Data entries:
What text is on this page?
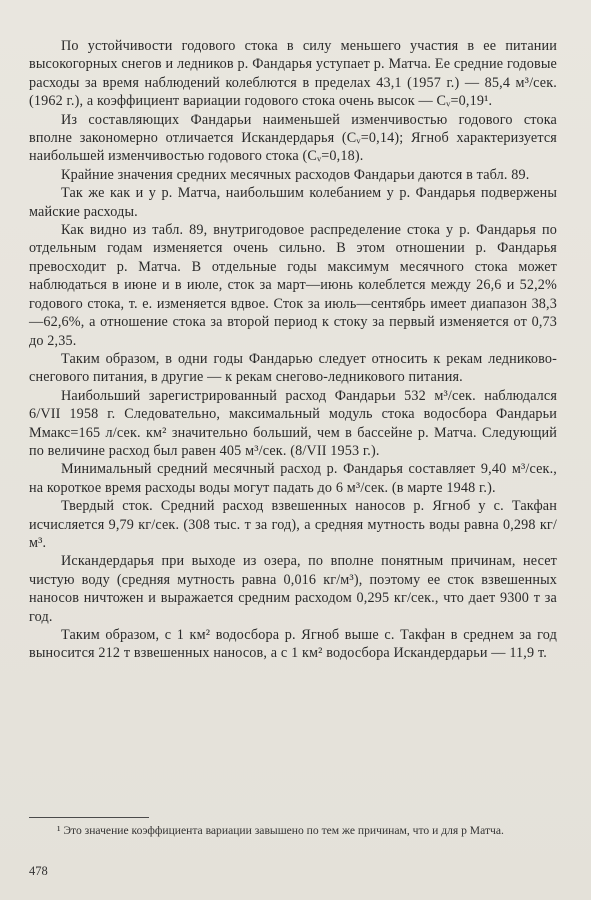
По устойчивости годового стока в силу меньшего участия в ее питании высокогорных снегов и ледников р. Фандарья уступает р. Матча. Ее средние годовые расходы за время наблюдений колеблются в пределах 43,1 (1957 г.) — 85,4 м³/сек. (1962 г.), а коэффициент вариации годового стока очень высок — Cᵥ=0,19¹.

Из составляющих Фандарьи наименьшей изменчивостью годового стока вполне закономерно отличается Искандердарья (Cᵥ=0,14); Ягноб характеризуется наибольшей изменчивостью годового стока (Cᵥ=0,18).

Крайние значения средних месячных расходов Фандарьи даются в табл. 89.

Так же как и у р. Матча, наибольшим колебанием у р. Фандарья подвержены майские расходы.

Как видно из табл. 89, внутригодовое распределение стока у р. Фандарья по отдельным годам изменяется очень сильно. В этом отношении р. Фандарья превосходит р. Матча. В отдельные годы максимум месячного стока может наблюдаться в июне и в июле, сток за март—июнь колеблется между 26,6 и 52,2% годового стока, т. е. изменяется вдвое. Сток за июль—сентябрь имеет диапазон 38,3—62,6%, а отношение стока за второй период к стоку за первый изменяется от 0,73 до 2,35.

Таким образом, в одни годы Фандарью следует относить к рекам ледниково-снегового питания, в другие — к рекам снегово-ледникового питания.

Наибольший зарегистрированный расход Фандарьи 532 м³/сек. наблюдался 6/VII 1958 г. Следовательно, максимальный модуль стока водосбора Фандарьи Mмакс=165 л/сек. км² значительно больший, чем в бассейне р. Матча. Следующий по величине расход был равен 405 м³/сек. (8/VII 1953 г.).

Минимальный средний месячный расход р. Фандарья составляет 9,40 м³/сек., на короткое время расходы воды могут падать до 6 м³/сек. (в марте 1948 г.).

Твердый сток. Средний расход взвешенных наносов р. Ягноб у с. Такфан исчисляется 9,79 кг/сек. (308 тыс. т за год), а средняя мутность воды равна 0,298 кг/м³.

Искандердарья при выходе из озера, по вполне понятным причинам, несет чистую воду (средняя мутность равна 0,016 кг/м³), поэтому ее сток взвешенных наносов ничтожен и выражается средним расходом 0,295 кг/сек., что дает 9300 т за год.

Таким образом, с 1 км² водосбора р. Ягноб выше с. Такфан в среднем за год выносится 212 т взвешенных наносов, а с 1 км² водосбора Искандердарьи — 11,9 т.

¹ Это значение коэффициента вариации завышено по тем же причинам, что и для р Матча.

478
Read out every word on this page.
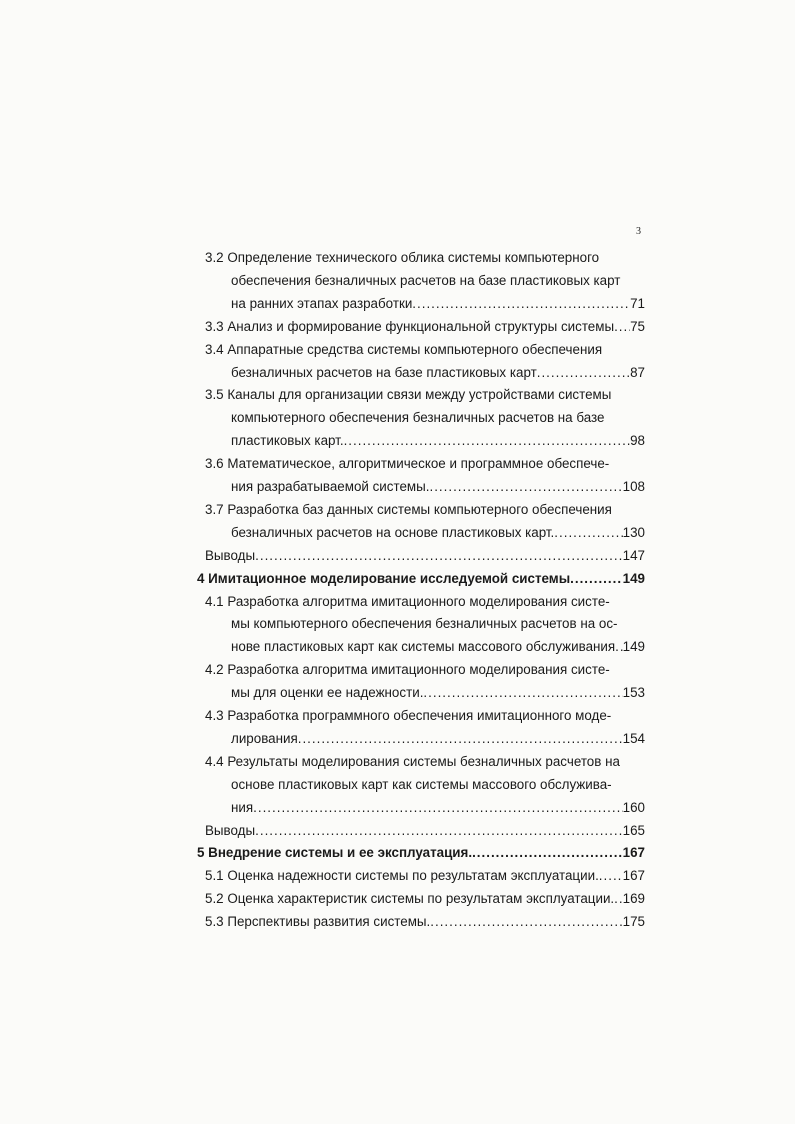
3
3.2 Определение технического облика системы компьютерного
обеспечения безналичных расчетов на базе пластиковых карт
на ранних этапах разработки .....	71
3.3 Анализ и формирование функциональной структуры системы ..... 75
3.4 Аппаратные средства системы компьютерного обеспечения
безналичных расчетов на базе пластиковых карт .....	87
3.5 Каналы для организации связи между устройствами системы
компьютерного обеспечения безналичных расчетов на базе
пластиковых карт. .....	98
3.6 Математическое, алгоритмическое и программное обеспече-
ния разрабатываемой системы. .....	108
3.7 Разработка баз данных системы компьютерного обеспечения
безналичных расчетов на основе пластиковых карт. .....	130
Выводы .....	147
4 Имитационное моделирование исследуемой системы .....	149
4.1 Разработка алгоритма имитационного моделирования систе-
мы компьютерного обеспечения безналичных расчетов на ос-
нове пластиковых карт как системы массового обслуживания ..... 149
4.2 Разработка алгоритма имитационного моделирования систе-
мы для оценки ее надежности. .....	153
4.3 Разработка программного обеспечения имитационного моде-
лирования .....	154
4.4 Результаты моделирования системы безналичных расчетов на
основе пластиковых карт как системы массового обслужива-
ния .....	160
Выводы .....	165
5 Внедрение системы и ее эксплуатация. .....	167
5.1 Оценка надежности системы по результатам эксплуатации. ..... 167
5.2 Оценка характеристик системы по результатам эксплуатации. ..... 169
5.3 Перспективы развития системы. .....	175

# Exercise description
Select and copy each line from the data that includes the word "табл".

# Final result
Крайние значения средних месячных расходов Фандарьи даются в табл. 89.
Как видно из табл. 89, внутригодовое распределение стока у р. Фандарья по отдельным годам изменяется очень сильно. В этом отношении р. Фандарья превосходит р. Матча. В отдельные годы максимум месячного стока может наблюдаться в июне и в июле, сток за март—июнь колеблется между 26,6 и 52,2% годового стока, т. е. изменяется вдвое. Сток за июль—сентябрь имеет диапазон 38,3—62,6%, а отношение стока за второй период к стоку за первый изменяется от 0,73 до 2,35.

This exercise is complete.